__WORK TO DO__:
The entries below should be given again exactly, minus their pictures.

◇ ◇ ◇ ◇ ◇ ◇ ◇

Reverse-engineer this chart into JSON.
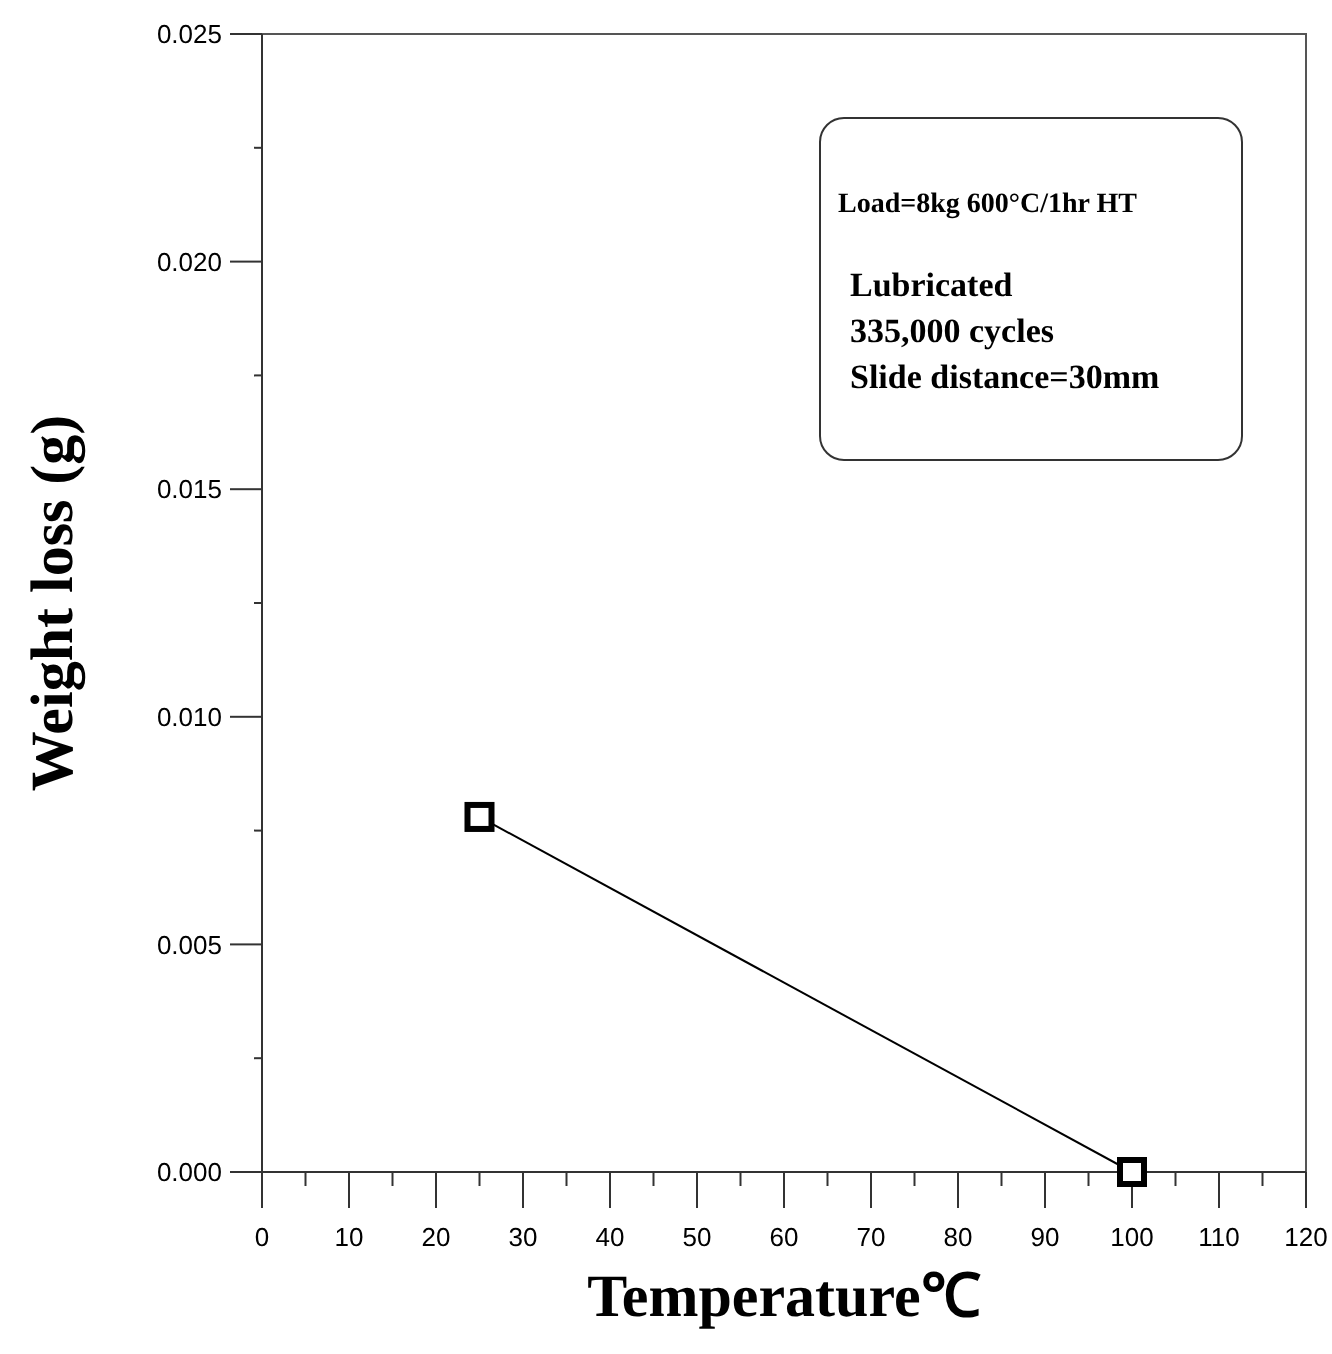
{
  "chart_data": {
    "type": "line",
    "xlabel": "Temperature℃",
    "ylabel": "Weight loss (g)",
    "x": [
      25,
      100
    ],
    "series": [
      {
        "color": "#000000",
        "values": [
          0.0078,
          0
        ]
      }
    ],
    "marker": "square",
    "line_style": "solid",
    "grid": false,
    "xlim": [
      0,
      120
    ],
    "xticks": [
      0,
      {
        "value": 5,
        "label": null
      },
      10,
      {
        "value": 15,
        "label": null
      },
      20,
      {
        "value": 25,
        "label": null
      },
      30,
      {
        "value": 35,
        "label": null
      },
      40,
      {
        "value": 45,
        "label": null
      },
      50,
      {
        "value": 55,
        "label": null
      },
      60,
      {
        "value": 65,
        "label": null
      },
      70,
      {
        "value": 75,
        "label": null
      },
      80,
      {
        "value": 85,
        "label": null
      },
      90,
      {
        "value": 95,
        "label": null
      },
      100,
      {
        "value": 105,
        "label": null
      },
      110,
      {
        "value": 115,
        "label": null
      },
      120
    ],
    "ylim": [
      0,
      0.025
    ],
    "yticks": [
      {
        "value": 0,
        "label": "0.000"
      },
      {
        "value": 0.0025,
        "label": null
      },
      {
        "value": 0.005,
        "label": "0.005"
      },
      {
        "value": 0.0075,
        "label": null
      },
      {
        "value": 0.01,
        "label": "0.010"
      },
      {
        "value": 0.0125,
        "label": null
      },
      {
        "value": 0.015,
        "label": "0.015"
      },
      {
        "value": 0.0175,
        "label": null
      },
      {
        "value": 0.02,
        "label": "0.020"
      },
      {
        "value": 0.0225,
        "label": null
      },
      {
        "value": 0.025,
        "label": "0.025"
      }
    ],
    "annotations": [
      "Load=8kg  600°C/1hr HT",
      "Lubricated",
      "335,000 cycles",
      "Slide distance=30mm"
    ]
  }
}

◇ ◇ ◇ ◇ ◇ ◇ ◇

__SOLUTION__:
Reverse-engineer this chart into JSON.
{
  "chart_data": {
    "type": "line",
    "xlabel": "Temperature℃",
    "ylabel": "Weight loss (g)",
    "x": [
      25,
      100
    ],
    "series": [
      {
        "color": "#000000",
        "values": [
          0.0078,
          0
        ]
      }
    ],
    "marker": "square",
    "line_style": "solid",
    "grid": false,
    "xlim": [
      0,
      120
    ],
    "xticks": [
      0,
      {
        "value": 5,
        "label": null
      },
      10,
      {
        "value": 15,
        "label": null
      },
      20,
      {
        "value": 25,
        "label": null
      },
      30,
      {
        "value": 35,
        "label": null
      },
      40,
      {
        "value": 45,
        "label": null
      },
      50,
      {
        "value": 55,
        "label": null
      },
      60,
      {
        "value": 65,
        "label": null
      },
      70,
      {
        "value": 75,
        "label": null
      },
      80,
      {
        "value": 85,
        "label": null
      },
      90,
      {
        "value": 95,
        "label": null
      },
      100,
      {
        "value": 105,
        "label": null
      },
      110,
      {
        "value": 115,
        "label": null
      },
      120
    ],
    "ylim": [
      0,
      0.025
    ],
    "yticks": [
      {
        "value": 0,
        "label": "0.000"
      },
      {
        "value": 0.0025,
        "label": null
      },
      {
        "value": 0.005,
        "label": "0.005"
      },
      {
        "value": 0.0075,
        "label": null
      },
      {
        "value": 0.01,
        "label": "0.010"
      },
      {
        "value": 0.0125,
        "label": null
      },
      {
        "value": 0.015,
        "label": "0.015"
      },
      {
        "value": 0.0175,
        "label": null
      },
      {
        "value": 0.02,
        "label": "0.020"
      },
      {
        "value": 0.0225,
        "label": null
      },
      {
        "value": 0.025,
        "label": "0.025"
      }
    ],
    "annotations": [
      "Load=8kg  600°C/1hr HT",
      "Lubricated",
      "335,000 cycles",
      "Slide distance=30mm"
    ]
  }
}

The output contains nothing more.